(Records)
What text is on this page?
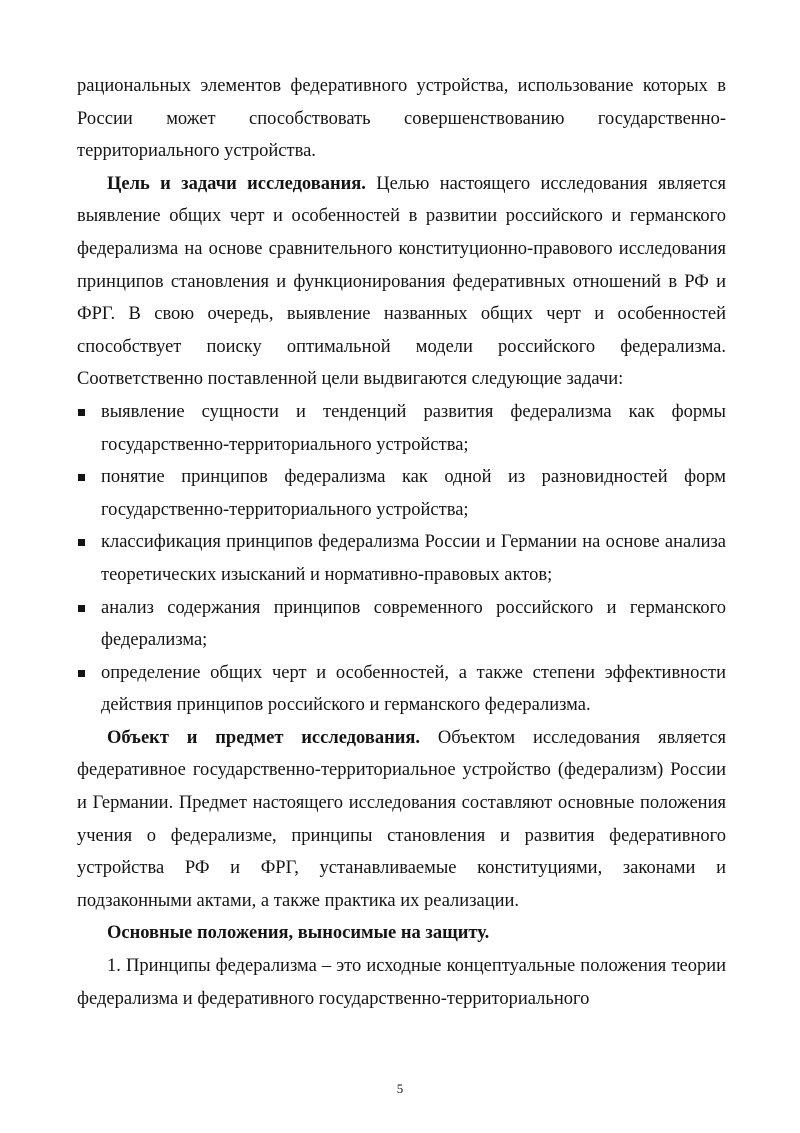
рациональных элементов федеративного устройства, использование которых в России может способствовать совершенствованию государственно-территориального устройства.

Цель и задачи исследования. Целью настоящего исследования является выявление общих черт и особенностей в развитии российского и германского федерализма на основе сравнительного конституционно-правового исследования принципов становления и функционирования федеративных отношений в РФ и ФРГ. В свою очередь, выявление названных общих черт и особенностей способствует поиску оптимальной модели российского федерализма. Соответственно поставленной цели выдвигаются следующие задачи:

выявление сущности и тенденций развития федерализма как формы государственно-территориального устройства;
понятие принципов федерализма как одной из разновидностей форм государственно-территориального устройства;
классификация принципов федерализма России и Германии на основе анализа теоретических изысканий и нормативно-правовых актов;
анализ содержания принципов современного российского и германского федерализма;
определение общих черт и особенностей, а также степени эффективности действия принципов российского и германского федерализма.

Объект и предмет исследования. Объектом исследования является федеративное государственно-территориальное устройство (федерализм) России и Германии. Предмет настоящего исследования составляют основные положения учения о федерализме, принципы становления и развития федеративного устройства РФ и ФРГ, устанавливаемые конституциями, законами и подзаконными актами, а также практика их реализации.

Основные положения, выносимые на защиту.

1. Принципы федерализма – это исходные концептуальные положения теории федерализма и федеративного государственно-территориального

5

EXERCISE INSTRUCTIONS
Leaving out the pictures, repeat the data above exactly.

SOLVED EXERCISE
What text is on this page?
рациональных элементов федеративного устройства, использование которых в России может способствовать совершенствованию государственно-территориального устройства.

Цель и задачи исследования. Целью настоящего исследования является выявление общих черт и особенностей в развитии российского и германского федерализма на основе сравнительного конституционно-правового исследования принципов становления и функционирования федеративных отношений в РФ и ФРГ. В свою очередь, выявление названных общих черт и особенностей способствует поиску оптимальной модели российского федерализма. Соответственно поставленной цели выдвигаются следующие задачи:

выявление сущности и тенденций развития федерализма как формы государственно-территориального устройства;
понятие принципов федерализма как одной из разновидностей форм государственно-территориального устройства;
классификация принципов федерализма России и Германии на основе анализа теоретических изысканий и нормативно-правовых актов;
анализ содержания принципов современного российского и германского федерализма;
определение общих черт и особенностей, а также степени эффективности действия принципов российского и германского федерализма.

Объект и предмет исследования. Объектом исследования является федеративное государственно-территориальное устройство (федерализм) России и Германии. Предмет настоящего исследования составляют основные положения учения о федерализме, принципы становления и развития федеративного устройства РФ и ФРГ, устанавливаемые конституциями, законами и подзаконными актами, а также практика их реализации.

Основные положения, выносимые на защиту.

1. Принципы федерализма – это исходные концептуальные положения теории федерализма и федеративного государственно-территориального

5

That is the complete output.